Task requirements: Provide an exact reproduction of every entry.

Supplied data:
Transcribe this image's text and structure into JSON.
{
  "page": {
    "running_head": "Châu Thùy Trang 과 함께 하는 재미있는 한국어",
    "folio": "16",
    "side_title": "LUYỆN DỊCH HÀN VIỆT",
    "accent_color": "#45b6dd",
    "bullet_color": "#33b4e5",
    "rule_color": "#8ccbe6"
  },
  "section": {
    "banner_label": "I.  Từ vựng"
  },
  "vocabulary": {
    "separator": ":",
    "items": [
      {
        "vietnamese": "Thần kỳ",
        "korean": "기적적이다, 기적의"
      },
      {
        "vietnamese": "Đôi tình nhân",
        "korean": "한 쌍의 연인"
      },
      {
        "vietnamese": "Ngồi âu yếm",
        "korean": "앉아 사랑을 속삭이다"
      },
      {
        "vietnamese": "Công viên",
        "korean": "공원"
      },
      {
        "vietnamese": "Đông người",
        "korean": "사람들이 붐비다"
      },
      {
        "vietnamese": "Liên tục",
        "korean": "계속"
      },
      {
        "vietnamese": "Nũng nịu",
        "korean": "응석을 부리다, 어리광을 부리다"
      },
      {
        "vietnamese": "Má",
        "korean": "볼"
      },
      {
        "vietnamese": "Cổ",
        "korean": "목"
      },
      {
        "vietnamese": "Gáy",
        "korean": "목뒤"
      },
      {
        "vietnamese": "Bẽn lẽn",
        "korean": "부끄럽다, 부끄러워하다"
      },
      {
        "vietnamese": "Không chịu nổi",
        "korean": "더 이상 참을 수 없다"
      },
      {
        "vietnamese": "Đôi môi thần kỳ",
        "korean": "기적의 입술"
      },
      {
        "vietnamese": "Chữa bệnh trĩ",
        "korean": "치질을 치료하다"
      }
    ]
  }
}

Correct result:
Transcribe this image's text and structure into JSON.
{
  "page": {
    "running_head": "Châu Thùy Trang 과 함께 하는 재미있는 한국어",
    "folio": "16",
    "side_title": "LUYỆN DỊCH HÀN VIỆT",
    "accent_color": "#45b6dd",
    "bullet_color": "#33b4e5",
    "rule_color": "#8ccbe6"
  },
  "section": {
    "banner_label": "I.  Từ vựng"
  },
  "vocabulary": {
    "separator": ":",
    "items": [
      {
        "vietnamese": "Thần kỳ",
        "korean": "기적적이다, 기적의"
      },
      {
        "vietnamese": "Đôi tình nhân",
        "korean": "한 쌍의 연인"
      },
      {
        "vietnamese": "Ngồi âu yếm",
        "korean": "앉아 사랑을 속삭이다"
      },
      {
        "vietnamese": "Công viên",
        "korean": "공원"
      },
      {
        "vietnamese": "Đông người",
        "korean": "사람들이 붐비다"
      },
      {
        "vietnamese": "Liên tục",
        "korean": "계속"
      },
      {
        "vietnamese": "Nũng nịu",
        "korean": "응석을 부리다, 어리광을 부리다"
      },
      {
        "vietnamese": "Má",
        "korean": "볼"
      },
      {
        "vietnamese": "Cổ",
        "korean": "목"
      },
      {
        "vietnamese": "Gáy",
        "korean": "목뒤"
      },
      {
        "vietnamese": "Bẽn lẽn",
        "korean": "부끄럽다, 부끄러워하다"
      },
      {
        "vietnamese": "Không chịu nổi",
        "korean": "더 이상 참을 수 없다"
      },
      {
        "vietnamese": "Đôi môi thần kỳ",
        "korean": "기적의 입술"
      },
      {
        "vietnamese": "Chữa bệnh trĩ",
        "korean": "치질을 치료하다"
      }
    ]
  }
}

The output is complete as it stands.